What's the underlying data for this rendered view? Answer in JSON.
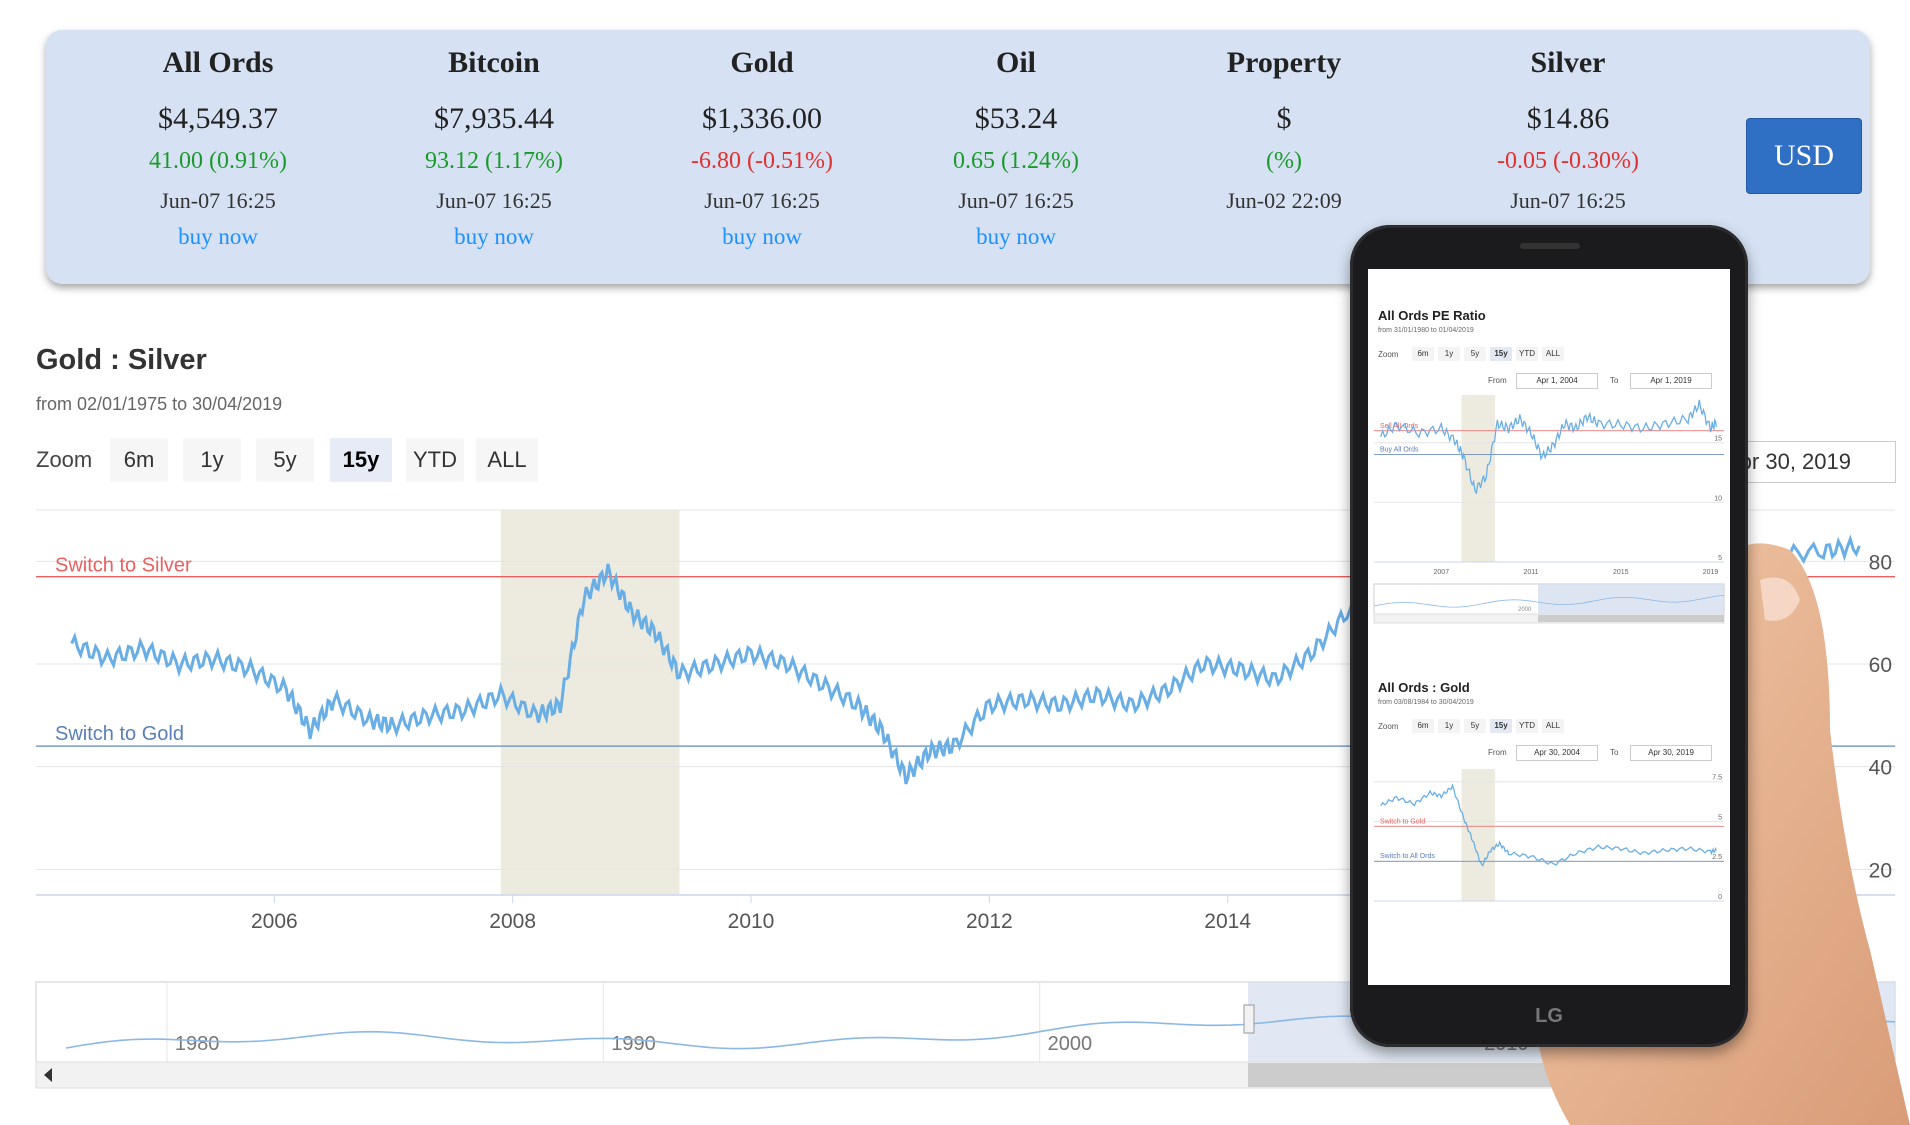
{
  "ticker": {
    "items": [
      {
        "name": "All Ords",
        "price": "$4,549.37",
        "change": "41.00 (0.91%)",
        "trend": "pos",
        "time": "Jun-07 16:25",
        "buy": "buy now"
      },
      {
        "name": "Bitcoin",
        "price": "$7,935.44",
        "change": "93.12 (1.17%)",
        "trend": "pos",
        "time": "Jun-07 16:25",
        "buy": "buy now"
      },
      {
        "name": "Gold",
        "price": "$1,336.00",
        "change": "-6.80 (-0.51%)",
        "trend": "neg",
        "time": "Jun-07 16:25",
        "buy": "buy now"
      },
      {
        "name": "Oil",
        "price": "$53.24",
        "change": "0.65 (1.24%)",
        "trend": "pos",
        "time": "Jun-07 16:25",
        "buy": "buy now"
      },
      {
        "name": "Property",
        "price": "$",
        "change": "(%)",
        "trend": "neu",
        "time": "Jun-02 22:09",
        "buy": ""
      },
      {
        "name": "Silver",
        "price": "$14.86",
        "change": "-0.05 (-0.30%)",
        "trend": "neg",
        "time": "Jun-07 16:25",
        "buy": "buy now"
      }
    ],
    "currency_button": "USD"
  },
  "main_chart": {
    "title": "Gold : Silver",
    "subtitle": "from 02/01/1975 to 30/04/2019",
    "zoom_label": "Zoom",
    "zoom_options": [
      "6m",
      "1y",
      "5y",
      "15y",
      "YTD",
      "ALL"
    ],
    "zoom_active": "15y",
    "to_date": "Apr 30, 2019",
    "switch_silver_label": "Switch to Silver",
    "switch_gold_label": "Switch to Gold",
    "line_color": "#6aaee6",
    "silver_line_color": "#e86060",
    "gold_line_color": "#7a9cc8"
  },
  "chart_data": [
    {
      "type": "line",
      "title": "Gold : Silver",
      "x_ticks": [
        "2006",
        "2008",
        "2010",
        "2012",
        "2014"
      ],
      "y_ticks": [
        "20",
        "40",
        "60",
        "80"
      ],
      "ylim": [
        20,
        90
      ],
      "thresholds": {
        "switch_to_silver": 77,
        "switch_to_gold": 44
      },
      "recession_band": {
        "from": 2007.9,
        "to": 2009.4
      },
      "series": [
        {
          "x": [
            2004.3,
            2004.6,
            2004.9,
            2005.2,
            2005.5,
            2005.8,
            2006.1,
            2006.3,
            2006.5,
            2006.8,
            2007.0,
            2007.3,
            2007.6,
            2007.9,
            2008.2,
            2008.4,
            2008.6,
            2008.8,
            2009.0,
            2009.2,
            2009.4,
            2009.7,
            2010.0,
            2010.3,
            2010.6,
            2010.9,
            2011.1,
            2011.3,
            2011.5,
            2011.7,
            2012.0,
            2012.3,
            2012.6,
            2012.9,
            2013.2,
            2013.5,
            2013.8,
            2014.1,
            2014.4,
            2014.7,
            2015.0,
            2015.5,
            2016.0,
            2016.5,
            2017.0,
            2017.5,
            2018.0,
            2018.5,
            2019.0,
            2019.3
          ],
          "y": [
            64,
            61,
            63,
            60,
            61,
            59,
            55,
            47,
            53,
            49,
            48,
            50,
            51,
            54,
            50,
            52,
            73,
            78,
            70,
            66,
            58,
            60,
            62,
            60,
            56,
            52,
            47,
            38,
            43,
            44,
            52,
            53,
            52,
            54,
            52,
            55,
            60,
            59,
            57,
            62,
            70,
            74,
            78,
            74,
            71,
            76,
            79,
            81,
            82,
            83
          ]
        }
      ]
    },
    {
      "type": "line",
      "title": "All Ords PE Ratio",
      "subtitle": "from 31/01/1980 to 01/04/2019",
      "x_ticks": [
        "2007",
        "2011",
        "2015",
        "2019"
      ],
      "y_ticks": [
        "5",
        "10",
        "15"
      ],
      "thresholds": {
        "sell": 16,
        "buy": 14
      },
      "series": [
        {
          "x": [
            2004.3,
            2005.0,
            2006.0,
            2007.0,
            2007.6,
            2008.0,
            2008.5,
            2009.0,
            2009.5,
            2010.0,
            2010.5,
            2011.0,
            2011.5,
            2012.0,
            2012.5,
            2013.0,
            2013.5,
            2014.0,
            2015.0,
            2016.0,
            2017.0,
            2018.0,
            2018.5,
            2019.0,
            2019.3
          ],
          "y": [
            15.5,
            16.5,
            15.8,
            16.2,
            15.2,
            13.8,
            11.0,
            12.2,
            16.6,
            16.2,
            17.0,
            15.8,
            13.8,
            14.8,
            16.6,
            16.2,
            17.2,
            16.6,
            16.5,
            16.2,
            16.6,
            17.0,
            18.2,
            16.2,
            16.8
          ]
        }
      ]
    },
    {
      "type": "line",
      "title": "All Ords : Gold",
      "subtitle": "from 03/08/1984 to 30/04/2019",
      "x_ticks": [],
      "y_ticks": [
        "0",
        "2.5",
        "5",
        "7.5"
      ],
      "thresholds": {
        "switch_to_gold": 4.7,
        "switch_to_all_ords": 2.5
      },
      "series": [
        {
          "x": [
            2004.3,
            2005.0,
            2005.8,
            2006.5,
            2007.0,
            2007.5,
            2008.0,
            2008.4,
            2008.8,
            2009.2,
            2009.6,
            2010.0,
            2011.0,
            2012.0,
            2013.0,
            2014.0,
            2015.0,
            2016.0,
            2017.0,
            2018.0,
            2019.0,
            2019.3
          ],
          "y": [
            6.0,
            6.5,
            6.1,
            6.8,
            6.6,
            7.2,
            5.2,
            3.8,
            2.2,
            3.2,
            3.6,
            3.0,
            2.8,
            2.3,
            3.0,
            3.4,
            3.3,
            3.0,
            3.2,
            3.3,
            3.1,
            3.2
          ]
        }
      ]
    }
  ],
  "navigator": {
    "x_ticks": [
      "1980",
      "1990",
      "2000",
      "2010"
    ]
  },
  "phone": {
    "brand": "LG",
    "chart1": {
      "title": "All Ords PE Ratio",
      "subtitle": "from 31/01/1980 to 01/04/2019",
      "zoom_label": "Zoom",
      "zoom_options": [
        "6m",
        "1y",
        "5y",
        "15y",
        "YTD",
        "ALL"
      ],
      "zoom_active": "15y",
      "from_label": "From",
      "from_value": "Apr 1, 2004",
      "to_label": "To",
      "to_value": "Apr 1, 2019",
      "sell_label": "Sell All Ords",
      "buy_label": "Buy All Ords",
      "navigator_tick": "2000"
    },
    "chart2": {
      "title": "All Ords : Gold",
      "subtitle": "from 03/08/1984 to 30/04/2019",
      "zoom_label": "Zoom",
      "zoom_options": [
        "6m",
        "1y",
        "5y",
        "15y",
        "YTD",
        "ALL"
      ],
      "zoom_active": "15y",
      "from_label": "From",
      "from_value": "Apr 30, 2004",
      "to_label": "To",
      "to_value": "Apr 30, 2019",
      "gold_label": "Switch to Gold",
      "allords_label": "Switch to All Ords"
    }
  }
}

********

> [AIM]:
Where a line in the material above holds "name", copy that line.

> [RESULT]:
        "name": "All Ords",
        "name": "Bitcoin",
        "name": "Gold",
        "name": "Oil",
        "name": "Property",
        "name": "Silver",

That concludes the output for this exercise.